## SET TASK
Reproduce the records below in full and without edits, omitting images.

[Stored data entries]

[START]

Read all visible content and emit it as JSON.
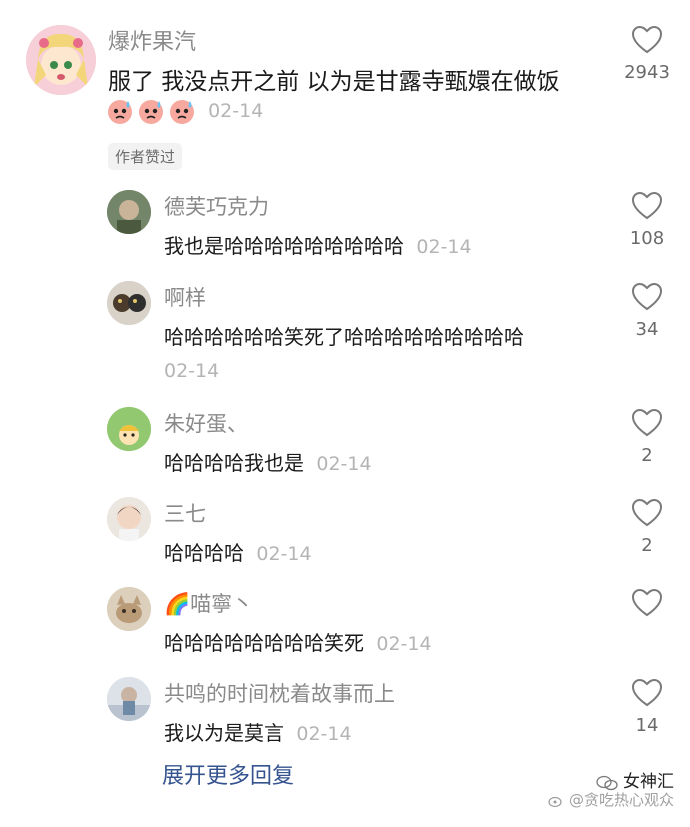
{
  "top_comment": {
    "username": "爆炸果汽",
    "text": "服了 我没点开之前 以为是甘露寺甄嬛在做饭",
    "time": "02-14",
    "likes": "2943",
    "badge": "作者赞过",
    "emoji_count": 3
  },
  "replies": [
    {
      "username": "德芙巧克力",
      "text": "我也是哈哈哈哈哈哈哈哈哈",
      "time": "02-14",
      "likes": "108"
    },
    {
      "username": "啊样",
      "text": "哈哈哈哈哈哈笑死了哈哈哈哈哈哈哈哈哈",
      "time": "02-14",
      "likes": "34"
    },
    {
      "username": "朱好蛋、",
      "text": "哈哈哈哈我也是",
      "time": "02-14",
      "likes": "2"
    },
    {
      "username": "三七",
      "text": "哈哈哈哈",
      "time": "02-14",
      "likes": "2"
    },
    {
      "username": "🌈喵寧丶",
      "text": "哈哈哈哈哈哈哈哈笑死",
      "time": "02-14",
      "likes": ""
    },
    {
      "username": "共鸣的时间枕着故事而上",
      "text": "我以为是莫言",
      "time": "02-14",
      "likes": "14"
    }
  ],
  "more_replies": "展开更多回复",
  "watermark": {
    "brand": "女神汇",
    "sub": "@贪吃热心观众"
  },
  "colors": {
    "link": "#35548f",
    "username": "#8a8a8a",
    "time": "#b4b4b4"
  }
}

[END]

## RESPONSE TO THE EXERCISE
Read all visible content and emit it as JSON.
{
  "top_comment": {
    "username": "爆炸果汽",
    "text": "服了 我没点开之前 以为是甘露寺甄嬛在做饭",
    "time": "02-14",
    "likes": "2943",
    "badge": "作者赞过",
    "emoji_count": 3
  },
  "replies": [
    {
      "username": "德芙巧克力",
      "text": "我也是哈哈哈哈哈哈哈哈哈",
      "time": "02-14",
      "likes": "108"
    },
    {
      "username": "啊样",
      "text": "哈哈哈哈哈哈笑死了哈哈哈哈哈哈哈哈哈",
      "time": "02-14",
      "likes": "34"
    },
    {
      "username": "朱好蛋、",
      "text": "哈哈哈哈我也是",
      "time": "02-14",
      "likes": "2"
    },
    {
      "username": "三七",
      "text": "哈哈哈哈",
      "time": "02-14",
      "likes": "2"
    },
    {
      "username": "🌈喵寧丶",
      "text": "哈哈哈哈哈哈哈哈笑死",
      "time": "02-14",
      "likes": ""
    },
    {
      "username": "共鸣的时间枕着故事而上",
      "text": "我以为是莫言",
      "time": "02-14",
      "likes": "14"
    }
  ],
  "more_replies": "展开更多回复",
  "watermark": {
    "brand": "女神汇",
    "sub": "@贪吃热心观众"
  },
  "colors": {
    "link": "#35548f",
    "username": "#8a8a8a",
    "time": "#b4b4b4"
  }
}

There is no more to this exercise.